* Short exercise: The required output is the line containing "What data populates" through the final line of the material below, printed exactly, with no other lines.

* Given data:
- - - -

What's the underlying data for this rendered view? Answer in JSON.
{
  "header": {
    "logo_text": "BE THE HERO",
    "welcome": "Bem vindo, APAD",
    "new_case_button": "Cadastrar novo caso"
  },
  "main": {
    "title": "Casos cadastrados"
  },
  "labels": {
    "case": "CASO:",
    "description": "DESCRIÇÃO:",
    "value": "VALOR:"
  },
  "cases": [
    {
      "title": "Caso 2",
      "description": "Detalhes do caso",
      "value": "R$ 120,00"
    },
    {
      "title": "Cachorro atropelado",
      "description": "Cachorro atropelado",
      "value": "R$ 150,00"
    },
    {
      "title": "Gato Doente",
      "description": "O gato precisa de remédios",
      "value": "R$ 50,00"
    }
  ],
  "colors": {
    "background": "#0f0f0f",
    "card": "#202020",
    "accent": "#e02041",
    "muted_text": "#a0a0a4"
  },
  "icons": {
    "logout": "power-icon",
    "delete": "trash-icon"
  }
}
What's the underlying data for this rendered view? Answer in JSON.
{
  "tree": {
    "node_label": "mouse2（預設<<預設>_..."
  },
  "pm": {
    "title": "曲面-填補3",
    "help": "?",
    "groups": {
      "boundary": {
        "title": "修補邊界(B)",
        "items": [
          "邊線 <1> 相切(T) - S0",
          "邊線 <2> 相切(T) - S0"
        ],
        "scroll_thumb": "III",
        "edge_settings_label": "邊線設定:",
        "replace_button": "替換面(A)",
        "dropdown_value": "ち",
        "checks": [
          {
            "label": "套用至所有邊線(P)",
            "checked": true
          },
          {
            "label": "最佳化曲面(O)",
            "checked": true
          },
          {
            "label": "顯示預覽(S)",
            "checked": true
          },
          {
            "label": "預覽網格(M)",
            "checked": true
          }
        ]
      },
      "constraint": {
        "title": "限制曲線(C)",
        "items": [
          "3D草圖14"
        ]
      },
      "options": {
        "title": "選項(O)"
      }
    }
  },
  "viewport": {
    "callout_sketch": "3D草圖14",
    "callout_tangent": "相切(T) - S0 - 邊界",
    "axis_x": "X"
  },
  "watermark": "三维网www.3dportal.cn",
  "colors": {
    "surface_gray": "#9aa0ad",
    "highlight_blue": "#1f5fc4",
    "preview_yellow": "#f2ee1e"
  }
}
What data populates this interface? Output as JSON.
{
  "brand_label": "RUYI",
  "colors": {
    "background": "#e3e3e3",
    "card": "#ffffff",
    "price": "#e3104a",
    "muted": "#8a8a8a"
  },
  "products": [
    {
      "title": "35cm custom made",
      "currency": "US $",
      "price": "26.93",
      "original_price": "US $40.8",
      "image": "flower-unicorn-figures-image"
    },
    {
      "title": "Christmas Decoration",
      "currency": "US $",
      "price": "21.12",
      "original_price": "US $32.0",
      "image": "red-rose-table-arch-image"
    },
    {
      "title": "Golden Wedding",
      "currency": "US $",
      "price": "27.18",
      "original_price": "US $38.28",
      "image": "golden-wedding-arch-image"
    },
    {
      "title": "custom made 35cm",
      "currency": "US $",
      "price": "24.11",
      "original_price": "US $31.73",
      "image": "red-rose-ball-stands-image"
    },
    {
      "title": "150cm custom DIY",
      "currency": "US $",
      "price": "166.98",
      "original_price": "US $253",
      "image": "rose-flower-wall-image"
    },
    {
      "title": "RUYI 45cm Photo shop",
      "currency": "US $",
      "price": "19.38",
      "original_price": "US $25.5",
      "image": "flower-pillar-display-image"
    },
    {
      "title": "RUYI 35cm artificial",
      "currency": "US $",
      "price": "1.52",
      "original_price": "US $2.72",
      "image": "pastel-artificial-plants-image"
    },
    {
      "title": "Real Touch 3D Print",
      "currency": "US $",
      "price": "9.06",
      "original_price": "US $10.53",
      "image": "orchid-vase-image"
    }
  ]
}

- - - -

* Task answer:
What data populates this interface? Output as JSON.
{
  "brand_label": "RUYI",
  "colors": {
    "background": "#e3e3e3",
    "card": "#ffffff",
    "price": "#e3104a",
    "muted": "#8a8a8a"
  },
  "products": [
    {
      "title": "35cm custom made",
      "currency": "US $",
      "price": "26.93",
      "original_price": "US $40.8",
      "image": "flower-unicorn-figures-image"
    },
    {
      "title": "Christmas Decoration",
      "currency": "US $",
      "price": "21.12",
      "original_price": "US $32.0",
      "image": "red-rose-table-arch-image"
    },
    {
      "title": "Golden Wedding",
      "currency": "US $",
      "price": "27.18",
      "original_price": "US $38.28",
      "image": "golden-wedding-arch-image"
    },
    {
      "title": "custom made 35cm",
      "currency": "US $",
      "price": "24.11",
      "original_price": "US $31.73",
      "image": "red-rose-ball-stands-image"
    },
    {
      "title": "150cm custom DIY",
      "currency": "US $",
      "price": "166.98",
      "original_price": "US $253",
      "image": "rose-flower-wall-image"
    },
    {
      "title": "RUYI 45cm Photo shop",
      "currency": "US $",
      "price": "19.38",
      "original_price": "US $25.5",
      "image": "flower-pillar-display-image"
    },
    {
      "title": "RUYI 35cm artificial",
      "currency": "US $",
      "price": "1.52",
      "original_price": "US $2.72",
      "image": "pastel-artificial-plants-image"
    },
    {
      "title": "Real Touch 3D Print",
      "currency": "US $",
      "price": "9.06",
      "original_price": "US $10.53",
      "image": "orchid-vase-image"
    }
  ]
}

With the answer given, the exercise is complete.